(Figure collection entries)
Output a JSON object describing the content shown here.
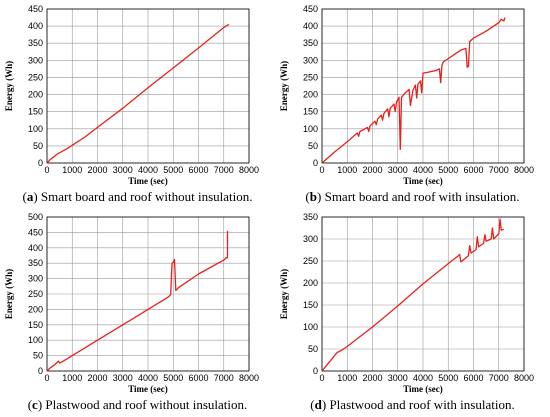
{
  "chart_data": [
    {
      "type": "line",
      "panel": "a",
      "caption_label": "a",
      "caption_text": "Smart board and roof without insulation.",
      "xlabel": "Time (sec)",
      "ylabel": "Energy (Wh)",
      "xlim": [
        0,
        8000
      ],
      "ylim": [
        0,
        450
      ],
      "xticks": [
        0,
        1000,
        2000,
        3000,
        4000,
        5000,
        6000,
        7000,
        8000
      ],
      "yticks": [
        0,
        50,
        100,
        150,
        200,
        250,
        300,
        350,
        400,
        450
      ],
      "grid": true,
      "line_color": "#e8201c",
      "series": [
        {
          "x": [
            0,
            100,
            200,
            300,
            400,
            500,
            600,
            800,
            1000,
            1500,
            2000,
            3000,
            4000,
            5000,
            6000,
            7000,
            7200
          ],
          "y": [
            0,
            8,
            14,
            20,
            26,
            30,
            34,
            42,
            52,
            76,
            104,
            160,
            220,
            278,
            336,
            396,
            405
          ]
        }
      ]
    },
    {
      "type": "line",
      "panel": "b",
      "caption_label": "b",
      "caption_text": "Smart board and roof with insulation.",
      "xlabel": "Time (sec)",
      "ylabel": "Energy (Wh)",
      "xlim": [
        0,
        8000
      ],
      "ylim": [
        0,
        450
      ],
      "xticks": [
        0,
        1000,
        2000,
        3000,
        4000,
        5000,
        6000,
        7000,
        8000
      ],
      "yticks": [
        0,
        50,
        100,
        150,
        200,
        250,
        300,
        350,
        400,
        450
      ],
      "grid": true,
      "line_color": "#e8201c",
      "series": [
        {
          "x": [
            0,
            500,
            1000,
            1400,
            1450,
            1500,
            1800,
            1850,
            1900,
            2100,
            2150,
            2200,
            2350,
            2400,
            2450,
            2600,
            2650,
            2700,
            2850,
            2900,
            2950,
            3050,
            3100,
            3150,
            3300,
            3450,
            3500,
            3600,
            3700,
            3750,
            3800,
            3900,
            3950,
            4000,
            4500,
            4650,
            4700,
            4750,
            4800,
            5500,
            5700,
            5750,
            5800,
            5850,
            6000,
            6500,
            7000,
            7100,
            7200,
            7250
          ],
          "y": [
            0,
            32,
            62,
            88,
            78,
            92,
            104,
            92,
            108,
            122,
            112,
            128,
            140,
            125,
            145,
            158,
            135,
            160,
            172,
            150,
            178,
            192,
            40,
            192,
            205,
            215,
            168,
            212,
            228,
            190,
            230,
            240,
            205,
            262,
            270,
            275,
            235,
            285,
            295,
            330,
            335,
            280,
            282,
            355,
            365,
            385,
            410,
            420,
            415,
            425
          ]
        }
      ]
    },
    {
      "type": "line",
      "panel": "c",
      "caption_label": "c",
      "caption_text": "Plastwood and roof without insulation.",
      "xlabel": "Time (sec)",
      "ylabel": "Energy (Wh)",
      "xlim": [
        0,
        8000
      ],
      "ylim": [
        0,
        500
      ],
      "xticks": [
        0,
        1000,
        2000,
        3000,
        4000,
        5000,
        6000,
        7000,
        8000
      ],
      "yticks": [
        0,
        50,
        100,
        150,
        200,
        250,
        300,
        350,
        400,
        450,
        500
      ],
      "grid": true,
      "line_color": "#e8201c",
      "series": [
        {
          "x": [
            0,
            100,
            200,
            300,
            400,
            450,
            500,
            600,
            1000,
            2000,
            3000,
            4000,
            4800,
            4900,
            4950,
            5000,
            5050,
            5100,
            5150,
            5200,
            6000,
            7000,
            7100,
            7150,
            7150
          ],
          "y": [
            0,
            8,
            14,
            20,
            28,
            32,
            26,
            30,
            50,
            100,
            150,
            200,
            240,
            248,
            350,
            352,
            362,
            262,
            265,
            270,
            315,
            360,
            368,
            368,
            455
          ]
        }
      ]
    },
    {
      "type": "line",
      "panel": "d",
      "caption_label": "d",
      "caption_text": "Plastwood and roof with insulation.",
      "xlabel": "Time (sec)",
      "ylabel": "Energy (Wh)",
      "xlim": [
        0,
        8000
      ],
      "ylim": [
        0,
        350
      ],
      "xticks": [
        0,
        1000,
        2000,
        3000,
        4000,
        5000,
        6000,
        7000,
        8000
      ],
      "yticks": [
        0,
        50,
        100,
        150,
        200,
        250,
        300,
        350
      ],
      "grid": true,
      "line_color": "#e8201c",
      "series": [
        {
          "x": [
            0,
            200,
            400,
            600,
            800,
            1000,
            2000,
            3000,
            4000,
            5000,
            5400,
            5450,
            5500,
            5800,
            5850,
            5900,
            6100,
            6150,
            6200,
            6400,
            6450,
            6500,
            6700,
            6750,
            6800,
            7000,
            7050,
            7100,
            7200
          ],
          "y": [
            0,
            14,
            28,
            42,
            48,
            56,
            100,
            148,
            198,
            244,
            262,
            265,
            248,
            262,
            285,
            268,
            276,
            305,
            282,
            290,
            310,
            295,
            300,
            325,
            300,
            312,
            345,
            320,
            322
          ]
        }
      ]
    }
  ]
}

#### THE EXERCISE
Reproduce the listing above exactly, excluding all pictures.

#### TASK SOLUTION
Output a JSON object describing the content shown here.
{
  "chart_data": [
    {
      "type": "line",
      "panel": "a",
      "caption_label": "a",
      "caption_text": "Smart board and roof without insulation.",
      "xlabel": "Time (sec)",
      "ylabel": "Energy (Wh)",
      "xlim": [
        0,
        8000
      ],
      "ylim": [
        0,
        450
      ],
      "xticks": [
        0,
        1000,
        2000,
        3000,
        4000,
        5000,
        6000,
        7000,
        8000
      ],
      "yticks": [
        0,
        50,
        100,
        150,
        200,
        250,
        300,
        350,
        400,
        450
      ],
      "grid": true,
      "line_color": "#e8201c",
      "series": [
        {
          "x": [
            0,
            100,
            200,
            300,
            400,
            500,
            600,
            800,
            1000,
            1500,
            2000,
            3000,
            4000,
            5000,
            6000,
            7000,
            7200
          ],
          "y": [
            0,
            8,
            14,
            20,
            26,
            30,
            34,
            42,
            52,
            76,
            104,
            160,
            220,
            278,
            336,
            396,
            405
          ]
        }
      ]
    },
    {
      "type": "line",
      "panel": "b",
      "caption_label": "b",
      "caption_text": "Smart board and roof with insulation.",
      "xlabel": "Time (sec)",
      "ylabel": "Energy (Wh)",
      "xlim": [
        0,
        8000
      ],
      "ylim": [
        0,
        450
      ],
      "xticks": [
        0,
        1000,
        2000,
        3000,
        4000,
        5000,
        6000,
        7000,
        8000
      ],
      "yticks": [
        0,
        50,
        100,
        150,
        200,
        250,
        300,
        350,
        400,
        450
      ],
      "grid": true,
      "line_color": "#e8201c",
      "series": [
        {
          "x": [
            0,
            500,
            1000,
            1400,
            1450,
            1500,
            1800,
            1850,
            1900,
            2100,
            2150,
            2200,
            2350,
            2400,
            2450,
            2600,
            2650,
            2700,
            2850,
            2900,
            2950,
            3050,
            3100,
            3150,
            3300,
            3450,
            3500,
            3600,
            3700,
            3750,
            3800,
            3900,
            3950,
            4000,
            4500,
            4650,
            4700,
            4750,
            4800,
            5500,
            5700,
            5750,
            5800,
            5850,
            6000,
            6500,
            7000,
            7100,
            7200,
            7250
          ],
          "y": [
            0,
            32,
            62,
            88,
            78,
            92,
            104,
            92,
            108,
            122,
            112,
            128,
            140,
            125,
            145,
            158,
            135,
            160,
            172,
            150,
            178,
            192,
            40,
            192,
            205,
            215,
            168,
            212,
            228,
            190,
            230,
            240,
            205,
            262,
            270,
            275,
            235,
            285,
            295,
            330,
            335,
            280,
            282,
            355,
            365,
            385,
            410,
            420,
            415,
            425
          ]
        }
      ]
    },
    {
      "type": "line",
      "panel": "c",
      "caption_label": "c",
      "caption_text": "Plastwood and roof without insulation.",
      "xlabel": "Time (sec)",
      "ylabel": "Energy (Wh)",
      "xlim": [
        0,
        8000
      ],
      "ylim": [
        0,
        500
      ],
      "xticks": [
        0,
        1000,
        2000,
        3000,
        4000,
        5000,
        6000,
        7000,
        8000
      ],
      "yticks": [
        0,
        50,
        100,
        150,
        200,
        250,
        300,
        350,
        400,
        450,
        500
      ],
      "grid": true,
      "line_color": "#e8201c",
      "series": [
        {
          "x": [
            0,
            100,
            200,
            300,
            400,
            450,
            500,
            600,
            1000,
            2000,
            3000,
            4000,
            4800,
            4900,
            4950,
            5000,
            5050,
            5100,
            5150,
            5200,
            6000,
            7000,
            7100,
            7150,
            7150
          ],
          "y": [
            0,
            8,
            14,
            20,
            28,
            32,
            26,
            30,
            50,
            100,
            150,
            200,
            240,
            248,
            350,
            352,
            362,
            262,
            265,
            270,
            315,
            360,
            368,
            368,
            455
          ]
        }
      ]
    },
    {
      "type": "line",
      "panel": "d",
      "caption_label": "d",
      "caption_text": "Plastwood and roof with insulation.",
      "xlabel": "Time (sec)",
      "ylabel": "Energy (Wh)",
      "xlim": [
        0,
        8000
      ],
      "ylim": [
        0,
        350
      ],
      "xticks": [
        0,
        1000,
        2000,
        3000,
        4000,
        5000,
        6000,
        7000,
        8000
      ],
      "yticks": [
        0,
        50,
        100,
        150,
        200,
        250,
        300,
        350
      ],
      "grid": true,
      "line_color": "#e8201c",
      "series": [
        {
          "x": [
            0,
            200,
            400,
            600,
            800,
            1000,
            2000,
            3000,
            4000,
            5000,
            5400,
            5450,
            5500,
            5800,
            5850,
            5900,
            6100,
            6150,
            6200,
            6400,
            6450,
            6500,
            6700,
            6750,
            6800,
            7000,
            7050,
            7100,
            7200
          ],
          "y": [
            0,
            14,
            28,
            42,
            48,
            56,
            100,
            148,
            198,
            244,
            262,
            265,
            248,
            262,
            285,
            268,
            276,
            305,
            282,
            290,
            310,
            295,
            300,
            325,
            300,
            312,
            345,
            320,
            322
          ]
        }
      ]
    }
  ]
}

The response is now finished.